*Exercise instructions:*
- A) According to the Blips column, what price per gallon did the first propane bill at the Boonville headquarters come to?
- B) Decide whether each statement agrees with the Blips column, answering yes or no and quoting the words that settle it: (i) The household had turkey and gravy for Thanksgiving. (ii) The old coffee maker brewed coffee some 7,100 times over 20 years. (iii) The author moved to Boonville full time after selling the home in Menlo Park.

*Text provided:*
## START
Swans Commentary » swans.com December 3, 2007  

 


 

Blips #62
 From The Martian Desk

 

by Gilles d'Aymery

 

 

 

 

"I only know what I believe."
Who said this? (Answer below)

 

(Swans - December 3, 2007)   NO INFLATION INDEED: To follow up on my last Blips regarding the rise in the cost of living in the U.S., whether it's milk, gasoline, wheat and the like, I've tracked back our propane bills since we purchased Swans headquarters in Boonville, California, in October 2003. Two months later, the local company in charge of keeping the propane tank afloat filled it and sent us a bill that translated to $1.62 per gallon. In July 2004 we sold our home in Menlo Park, (San Francisco Bay area), and I moved to Boonville full time. One month later, propane was $1.81 a gallon. By December '05, the local company added a $2.94 "hazard material fee" to our bill. Months and years went by. In November 2007, the cost of propane per gallon had shot up to $2.8745 and the hazard material fee to $5.99. Overall, the cost of propane has increased 77.44 percent in four years and the hazard material fee 103.74 percent in two years. No worries, this is not part of the Consumer Price Index. Food prices explode. Energy prices explode. But since they are not taken into account, inflation does not exist. Watch your wallet, assuming you still have one!

 

UN-AMERICAN THANKSGIVING: Deplorably, our little household did not feast on turkey and gravy. We had a simple dinner made of steak, potatoes, green beans, lettuce, bread and cheese, and a kiss. Worse, we did not go shopping. Our entire contribution to the consumer spree that sees an average of $800 spent by each American family on Thanksgiving weekend was a mere $19.95. Our venerable Braun Aromaster coffee maker died after having faithfully brewed our morning fix -- the only time we drink coffee, dark and strong -- some 7,100 times in the last 20 years. Crisis was all over the house. No coffee. How shall we survive? Jan rushed to the Web to find a replacement, but the august apparatus was nowhere to be found. Out of stock. Call (or visit) again. Try the newest Braun model for $49.99. It can do so much more for you, like having it set a week in advance to brew your wonderful morning fix at a moment's notice. Try our $99.99 model and it will drive you to Coffee Heaven. Our $199.99 super model will allow the consumer to send and receive e-mail directly from the machine while awaiting its elixir... Okay, I fantasize but certainly do not exaggerate.
## END
(Element and region data)
## START
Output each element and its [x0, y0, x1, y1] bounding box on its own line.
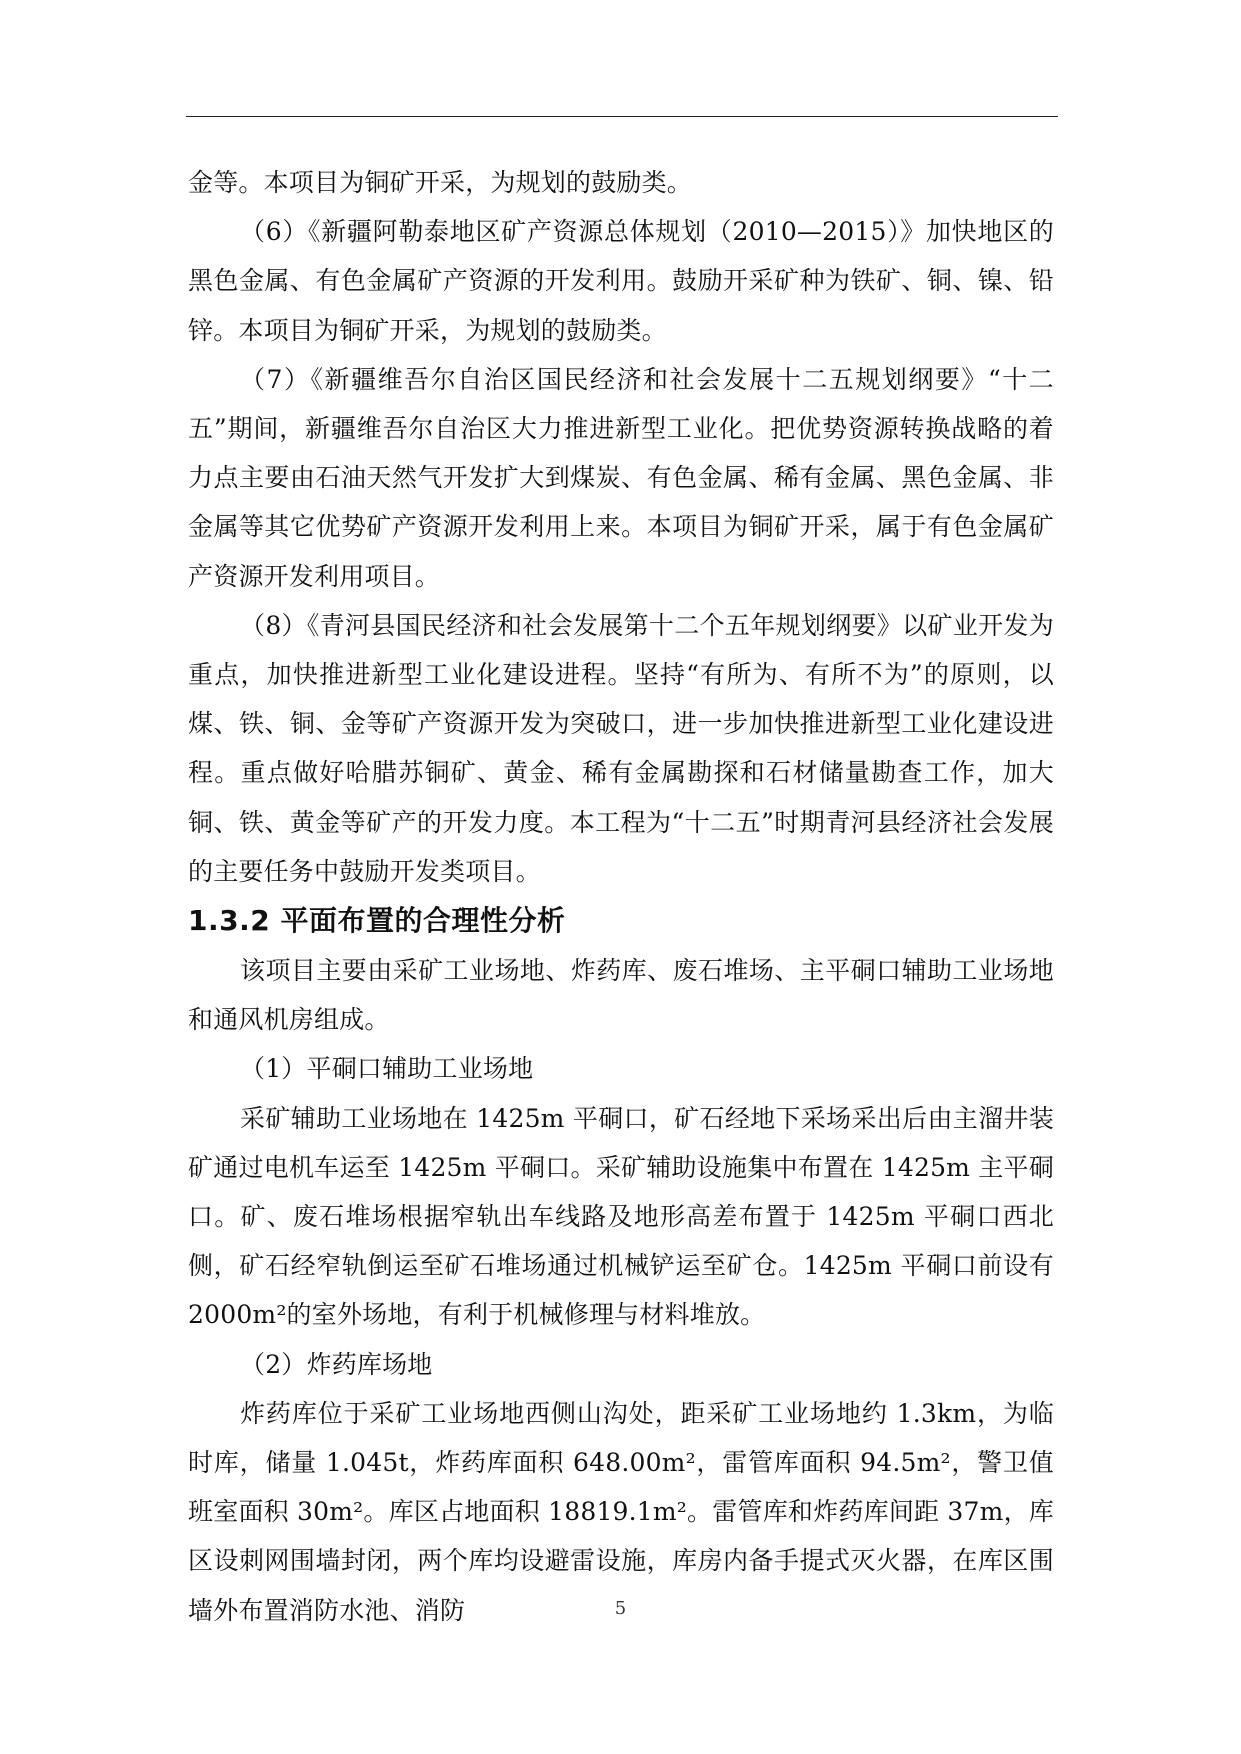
subsection-text-1: 采矿辅助工业场地在 1425m 平硐口，矿石经地下采场采出后由主溜井装矿通过电机车运至 1425m 平硐口。采矿辅助设施集中布置在 1425m 主平硐口。矿、废石堆场根据窄轨出车线路及地形高差布置于 1425m 平硐口西北侧，矿石经窄轨倒运至矿石堆场通过机械铲运至矿仓。1425m 平硐口前设有 2000m²的室外场地，有利于机械修理与材料堆放。: [188, 1103, 1054, 1330]
paragraph-item-7: （7）《新疆维吾尔自治区国民经济和社会发展十二五规划纲要》“十二五”期间，新疆维吾尔自治区大力推进新型工业化。把优势资源转换战略的着力点主要由石油天然气开发扩大到煤炭、有色金属、稀有金属、黑色金属、非金属等其它优势矿产资源开发利用上来。本项目为铜矿开采，属于有色金属矿产资源开发利用项目。: [188, 364, 1054, 591]
document-body: [188, 158, 1054, 1635]
paragraph-item-6: （6）《新疆阿勒泰地区矿产资源总体规划（2010—2015）》加快地区的黑色金属、有色金属矿产资源的开发利用。鼓励开采矿种为铁矿、铜、镍、铅锌。本项目为铜矿开采，为规划的鼓励类。: [188, 217, 1054, 345]
header-rule: [186, 116, 1058, 117]
paragraph-item-8: （8）《青河县国民经济和社会发展第十二个五年规划纲要》以矿业开发为重点，加快推进新型工业化建设进程。坚持“有所为、有所不为”的原则，以煤、铁、铜、金等矿产资源开发为突破口，进一步加快推进新型工业化建设进程。重点做好哈腊苏铜矿、黄金、稀有金属勘探和石材储量勘查工作，加大铜、铁、黄金等矿产的开发力度。本工程为“十二五”时期青河县经济社会发展的主要任务中鼓励开发类项目。: [188, 610, 1054, 886]
section-heading: 1.3.2 平面布置的合理性分析: [188, 904, 566, 938]
section-intro: 该项目主要由采矿工业场地、炸药库、废石堆场、主平硐口辅助工业场地和通风机房组成。: [188, 956, 1054, 1035]
subsection-title-1: （1）平硐口辅助工业场地: [240, 1054, 534, 1084]
paragraph-continuation: 金等。本项目为铜矿开采，为规划的鼓励类。: [188, 168, 693, 197]
subsection-text-2: 炸药库位于采矿工业场地西侧山沟处，距采矿工业场地约 1.3km，为临时库，储量 1.045t，炸药库面积 648.00m²，雷管库面积 94.5m²，警卫值班室面积 30m²。库区占地面积 18819.1m²。雷管库和炸药库间距 37m，库区设刺网围墙封闭，两个库均设避雷设施，库房内备手提式灭火器，在库区围墙外布置消防水池、消防: [188, 1398, 1054, 1625]
subsection-title-2: （2）炸药库场地: [240, 1349, 433, 1379]
page-number: 5: [614, 1598, 627, 1619]
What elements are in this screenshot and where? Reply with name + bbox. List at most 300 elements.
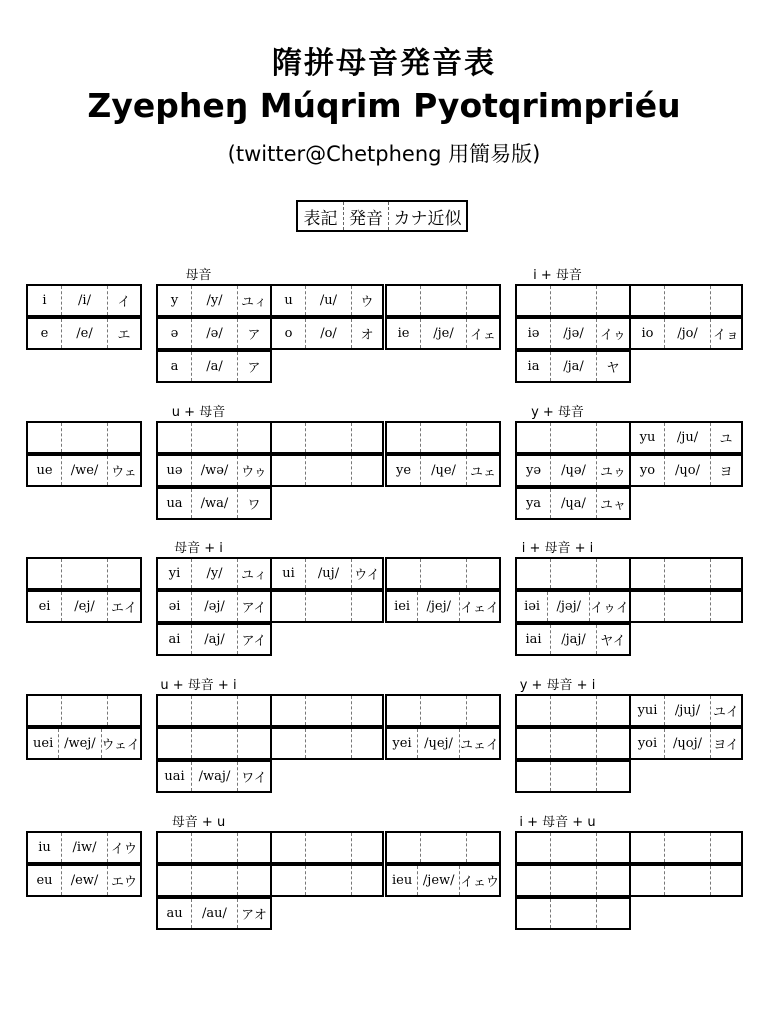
section-label: u + 母音 <box>171 405 226 420</box>
cell-spelling: iəi <box>517 592 548 621</box>
cell-kana <box>352 729 382 758</box>
cell-kana <box>597 286 629 315</box>
cell-spelling: ui <box>272 559 306 588</box>
cell-kana <box>711 286 741 315</box>
page-title-latin: Zyepheŋ Múqrim Pyotqrimpriéu <box>87 86 681 125</box>
cell-kana: エウ <box>110 875 137 890</box>
table-cell <box>515 831 631 864</box>
cell-pronunciation <box>306 866 352 895</box>
cell-kana: オ <box>360 328 374 343</box>
table-cell <box>385 831 501 864</box>
cell-spelling: iu <box>28 833 62 862</box>
cell-spelling: ə <box>158 319 192 348</box>
cell-kana: ユャ <box>599 498 626 513</box>
cell-spelling: uei <box>28 729 59 758</box>
cell-pronunciation <box>306 696 352 725</box>
table-cell <box>515 760 631 793</box>
table-cell <box>156 694 272 727</box>
cell-spelling: iə <box>517 319 551 348</box>
cell-kana <box>467 696 499 725</box>
cell-kana <box>352 592 382 621</box>
cell-kana: ウイ <box>354 568 380 583</box>
cell-spelling <box>631 592 665 621</box>
cell-kana <box>352 423 382 452</box>
table-cell <box>385 727 501 760</box>
cell-pronunciation <box>306 729 352 758</box>
cell-pronunciation <box>421 559 467 588</box>
cell-kana <box>108 423 140 452</box>
table-cell <box>26 284 142 317</box>
cell-pronunciation <box>665 592 711 621</box>
cell-pronunciation: /jə/ <box>551 319 597 348</box>
cell-spelling: uai <box>158 762 192 791</box>
table-cell <box>629 557 743 590</box>
cell-pronunciation: /ɥe/ <box>421 456 467 485</box>
table-cell <box>26 727 142 760</box>
cell-pronunciation: /jej/ <box>418 592 460 621</box>
table-cell <box>156 557 272 590</box>
table-cell <box>270 831 384 864</box>
cell-kana: ヤイ <box>600 634 626 649</box>
page-title: 隋拼母音発音表 <box>272 46 496 81</box>
section-table <box>26 284 374 383</box>
cell-pronunciation: /ɥej/ <box>418 729 460 758</box>
cell-spelling: io <box>631 319 665 348</box>
cell-spelling <box>517 866 551 895</box>
cell-kana <box>467 286 499 315</box>
cell-spelling <box>158 729 192 758</box>
table-cell <box>270 557 384 590</box>
cell-spelling: yu <box>631 423 665 452</box>
cell-spelling: a <box>158 352 192 381</box>
cell-kana: ウ <box>360 295 374 310</box>
section-label: i + 母音 + u <box>519 815 596 830</box>
cell-spelling: yə <box>517 456 551 485</box>
cell-spelling <box>517 729 551 758</box>
cell-kana <box>238 866 270 895</box>
cell-kana <box>238 833 270 862</box>
cell-spelling: iei <box>387 592 418 621</box>
cell-pronunciation <box>421 423 467 452</box>
section-label: y + 母音 <box>531 405 584 420</box>
cell-kana <box>467 833 499 862</box>
table-cell <box>515 284 631 317</box>
cell-kana <box>238 423 270 452</box>
cell-spelling <box>387 696 421 725</box>
table-cell <box>156 623 272 656</box>
table-cell <box>629 831 743 864</box>
section-table <box>385 284 739 383</box>
cell-spelling: yi <box>158 559 192 588</box>
cell-kana: ア <box>247 328 261 343</box>
cell-spelling: ya <box>517 489 551 518</box>
cell-kana: イ <box>117 295 131 310</box>
cell-pronunciation: /je/ <box>421 319 467 348</box>
cell-spelling <box>158 866 192 895</box>
cell-spelling: au <box>158 899 192 928</box>
cell-spelling: ai <box>158 625 192 654</box>
table-cell <box>270 454 384 487</box>
table-cell <box>270 284 384 317</box>
cell-spelling: yoi <box>631 729 665 758</box>
table-cell <box>385 421 501 454</box>
cell-kana <box>711 833 741 862</box>
cell-pronunciation: /ju/ <box>665 423 711 452</box>
cell-kana <box>711 592 741 621</box>
cell-spelling: i <box>28 286 62 315</box>
cell-kana: ア <box>247 361 261 376</box>
section-label: 母音 <box>185 268 212 283</box>
cell-spelling: u <box>272 286 306 315</box>
table-cell <box>385 317 501 350</box>
cell-spelling <box>272 456 306 485</box>
cell-pronunciation <box>551 866 597 895</box>
table-cell <box>26 590 142 623</box>
section-table <box>385 831 728 930</box>
section-table <box>385 421 733 520</box>
cell-pronunciation <box>551 762 597 791</box>
cell-spelling <box>387 559 421 588</box>
cell-kana: ウェ <box>111 465 137 480</box>
cell-spelling <box>631 559 665 588</box>
table-cell <box>515 623 631 656</box>
cell-kana <box>597 696 629 725</box>
cell-pronunciation: /ɥoj/ <box>665 729 711 758</box>
table-cell <box>270 590 384 623</box>
table-cell <box>156 831 272 864</box>
cell-kana <box>597 899 629 928</box>
cell-spelling <box>158 833 192 862</box>
cell-kana <box>597 423 629 452</box>
cell-spelling: o <box>272 319 306 348</box>
cell-pronunciation <box>62 559 108 588</box>
table-cell <box>515 487 631 520</box>
table-cell <box>156 454 272 487</box>
cell-kana <box>597 762 629 791</box>
legend-pronunciation: 発音 <box>344 202 389 230</box>
table-cell <box>515 454 631 487</box>
cell-pronunciation <box>192 866 238 895</box>
cell-pronunciation: /a/ <box>192 352 238 381</box>
cell-pronunciation <box>306 456 352 485</box>
cell-pronunciation: /iw/ <box>62 833 108 862</box>
table-cell <box>26 421 142 454</box>
table-cell <box>385 284 501 317</box>
cell-spelling: ie <box>387 319 421 348</box>
cell-spelling <box>272 592 306 621</box>
cell-kana <box>597 729 629 758</box>
cell-spelling <box>158 696 192 725</box>
table-cell <box>156 487 272 520</box>
cell-spelling <box>517 423 551 452</box>
cell-pronunciation <box>665 559 711 588</box>
cell-spelling <box>517 762 551 791</box>
table-cell <box>270 317 384 350</box>
cell-pronunciation <box>192 423 238 452</box>
cell-pronunciation: /jew/ <box>418 866 460 895</box>
section-table <box>26 831 369 930</box>
cell-spelling: ye <box>387 456 421 485</box>
cell-spelling: eu <box>28 866 62 895</box>
section-label: i + 母音 <box>533 268 582 283</box>
cell-pronunciation <box>421 833 467 862</box>
table-cell <box>156 350 272 383</box>
cell-spelling <box>631 833 665 862</box>
cell-pronunciation: /y/ <box>192 286 238 315</box>
cell-pronunciation <box>665 866 711 895</box>
cell-pronunciation: /ə/ <box>192 319 238 348</box>
section-table <box>385 694 739 793</box>
table-cell <box>385 864 501 897</box>
cell-kana <box>352 866 382 895</box>
cell-kana: アオ <box>241 908 267 923</box>
table-cell <box>156 864 272 897</box>
cell-kana <box>711 559 741 588</box>
table-cell <box>629 284 743 317</box>
table-cell <box>156 897 272 930</box>
cell-kana: ヨイ <box>713 738 739 753</box>
cell-kana: ウェイ <box>101 738 140 753</box>
cell-spelling <box>158 423 192 452</box>
cell-pronunciation <box>62 423 108 452</box>
cell-pronunciation <box>62 696 108 725</box>
cell-pronunciation <box>306 833 352 862</box>
cell-spelling <box>272 423 306 452</box>
table-cell <box>156 590 272 623</box>
cell-spelling <box>517 286 551 315</box>
cell-spelling <box>631 286 665 315</box>
cell-pronunciation: /jəj/ <box>548 592 590 621</box>
cell-kana: イゥ <box>600 328 626 343</box>
cell-pronunciation <box>551 899 597 928</box>
table-cell <box>629 727 743 760</box>
cell-kana <box>467 559 499 588</box>
table-cell <box>26 454 142 487</box>
cell-spelling: iai <box>517 625 551 654</box>
table-cell <box>385 454 501 487</box>
cell-spelling <box>272 866 306 895</box>
cell-kana: エイ <box>110 601 137 616</box>
table-cell <box>26 831 142 864</box>
table-cell <box>515 897 631 930</box>
cell-pronunciation <box>306 423 352 452</box>
cell-pronunciation: /ew/ <box>62 866 108 895</box>
cell-pronunciation <box>421 696 467 725</box>
cell-kana: ヤ <box>606 361 620 376</box>
cell-spelling: uə <box>158 456 192 485</box>
cell-kana: ヨ <box>719 465 733 480</box>
cell-spelling: əi <box>158 592 192 621</box>
cell-pronunciation: /əj/ <box>192 592 238 621</box>
table-cell <box>156 284 272 317</box>
cell-pronunciation: /au/ <box>192 899 238 928</box>
table-cell <box>629 694 743 727</box>
cell-spelling <box>272 729 306 758</box>
cell-pronunciation <box>192 833 238 862</box>
cell-pronunciation: /y/ <box>192 559 238 588</box>
cell-pronunciation: /ɥə/ <box>551 456 597 485</box>
cell-spelling: e <box>28 319 62 348</box>
cell-pronunciation: /jaj/ <box>551 625 597 654</box>
cell-spelling <box>28 423 62 452</box>
section-label: y + 母音 + i <box>519 678 596 693</box>
cell-spelling <box>387 423 421 452</box>
cell-kana: イゥイ <box>590 601 629 616</box>
cell-pronunciation <box>551 729 597 758</box>
cell-spelling <box>387 286 421 315</box>
section-label: 母音 + u <box>171 815 226 830</box>
table-cell <box>156 760 272 793</box>
cell-kana: ユェ <box>469 465 496 480</box>
cell-spelling: ieu <box>387 866 418 895</box>
table-cell <box>26 317 142 350</box>
legend-box <box>296 200 468 232</box>
table-cell <box>156 317 272 350</box>
cell-pronunciation: /u/ <box>306 286 352 315</box>
cell-pronunciation: /wej/ <box>59 729 101 758</box>
cell-kana <box>352 833 382 862</box>
cell-kana: イェウ <box>460 875 499 890</box>
section-label: u + 母音 + i <box>160 678 237 693</box>
cell-spelling: ei <box>28 592 62 621</box>
table-cell <box>515 350 631 383</box>
cell-kana: ワ <box>247 498 261 513</box>
cell-kana: ユィ <box>240 568 267 583</box>
section-table <box>385 557 728 656</box>
cell-pronunciation: /ja/ <box>551 352 597 381</box>
cell-kana: ユゥ <box>599 465 626 480</box>
cell-pronunciation: /we/ <box>62 456 108 485</box>
table-cell <box>515 557 631 590</box>
cell-spelling <box>517 899 551 928</box>
cell-pronunciation <box>551 559 597 588</box>
cell-spelling <box>272 833 306 862</box>
table-cell <box>515 727 631 760</box>
cell-spelling <box>517 696 551 725</box>
table-cell <box>270 421 384 454</box>
cell-kana <box>238 729 270 758</box>
table-cell <box>270 694 384 727</box>
cell-spelling <box>387 833 421 862</box>
cell-pronunciation: /e/ <box>62 319 108 348</box>
cell-spelling <box>517 833 551 862</box>
cell-spelling: yei <box>387 729 418 758</box>
table-cell <box>515 864 631 897</box>
table-cell <box>515 694 631 727</box>
cell-spelling <box>272 696 306 725</box>
cell-kana <box>597 559 629 588</box>
cell-pronunciation <box>551 286 597 315</box>
cell-spelling <box>517 559 551 588</box>
cell-pronunciation <box>665 286 711 315</box>
cell-spelling: ua <box>158 489 192 518</box>
cell-spelling <box>28 559 62 588</box>
cell-pronunciation: /ej/ <box>62 592 108 621</box>
section-table <box>26 694 369 793</box>
cell-spelling: ue <box>28 456 62 485</box>
cell-kana: エ <box>117 328 131 343</box>
cell-kana <box>108 559 140 588</box>
cell-kana: アイ <box>241 634 267 649</box>
table-cell <box>629 454 743 487</box>
cell-kana: ユイ <box>712 705 739 720</box>
cell-pronunciation <box>551 423 597 452</box>
cell-pronunciation <box>665 833 711 862</box>
cell-pronunciation: /ɥa/ <box>551 489 597 518</box>
table-cell <box>156 421 272 454</box>
cell-pronunciation: /i/ <box>62 286 108 315</box>
table-cell <box>515 317 631 350</box>
table-cell <box>270 864 384 897</box>
cell-kana: アイ <box>241 601 267 616</box>
table-cell <box>515 590 631 623</box>
cell-kana <box>711 866 741 895</box>
table-cell <box>629 864 743 897</box>
table-cell <box>515 421 631 454</box>
cell-kana: イョ <box>713 328 739 343</box>
cell-pronunciation: /wa/ <box>192 489 238 518</box>
cell-pronunciation <box>192 729 238 758</box>
cell-pronunciation <box>551 833 597 862</box>
section-table <box>26 557 380 656</box>
cell-pronunciation: /uj/ <box>306 559 352 588</box>
section-label: 母音 + i <box>174 541 223 556</box>
cell-kana <box>238 696 270 725</box>
cell-pronunciation: /ɥo/ <box>665 456 711 485</box>
legend-spelling: 表記 <box>298 202 344 230</box>
table-cell <box>629 421 743 454</box>
cell-pronunciation <box>192 696 238 725</box>
legend-kana: カナ近似 <box>393 208 462 229</box>
cell-kana: ユ <box>719 432 733 447</box>
cell-kana: ワイ <box>241 771 267 786</box>
cell-pronunciation: /o/ <box>306 319 352 348</box>
cell-pronunciation <box>306 592 352 621</box>
table-cell <box>156 727 272 760</box>
table-cell <box>26 864 142 897</box>
cell-kana <box>597 866 629 895</box>
cell-pronunciation: /aj/ <box>192 625 238 654</box>
cell-kana <box>352 696 382 725</box>
section-label: i + 母音 + i <box>521 541 594 556</box>
table-cell <box>385 694 501 727</box>
cell-spelling <box>631 866 665 895</box>
cell-kana <box>352 456 382 485</box>
section-table <box>26 421 369 520</box>
cell-spelling: yo <box>631 456 665 485</box>
cell-kana: イェ <box>470 328 496 343</box>
table-cell <box>270 727 384 760</box>
cell-kana: ユェイ <box>459 738 499 753</box>
cell-kana: イウ <box>110 842 137 857</box>
cell-spelling: yui <box>631 696 665 725</box>
cell-pronunciation: /jo/ <box>665 319 711 348</box>
cell-kana <box>597 833 629 862</box>
cell-pronunciation: /wə/ <box>192 456 238 485</box>
table-cell <box>629 590 743 623</box>
cell-kana <box>108 696 140 725</box>
cell-pronunciation: /juj/ <box>665 696 711 725</box>
cell-spelling: y <box>158 286 192 315</box>
table-cell <box>26 557 142 590</box>
cell-kana: ユィ <box>240 295 267 310</box>
cell-kana: ウゥ <box>241 465 267 480</box>
table-cell <box>629 317 743 350</box>
page-subtitle: (twitter@Chetpheng 用簡易版) <box>227 142 541 166</box>
cell-pronunciation <box>551 696 597 725</box>
cell-spelling: ia <box>517 352 551 381</box>
table-cell <box>385 590 501 623</box>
## END
*Outputs in order:*
- A) $1.62 per gallon.

- B)
(i) No: "our little household did not feast on turkey and gravy."
(ii) Yes: "some 7,100 times in the last 20 years."
(iii) Yes: "In July 2004 we sold our home in Menlo Park, (San Francisco Bay area), and I moved to Boonville full time."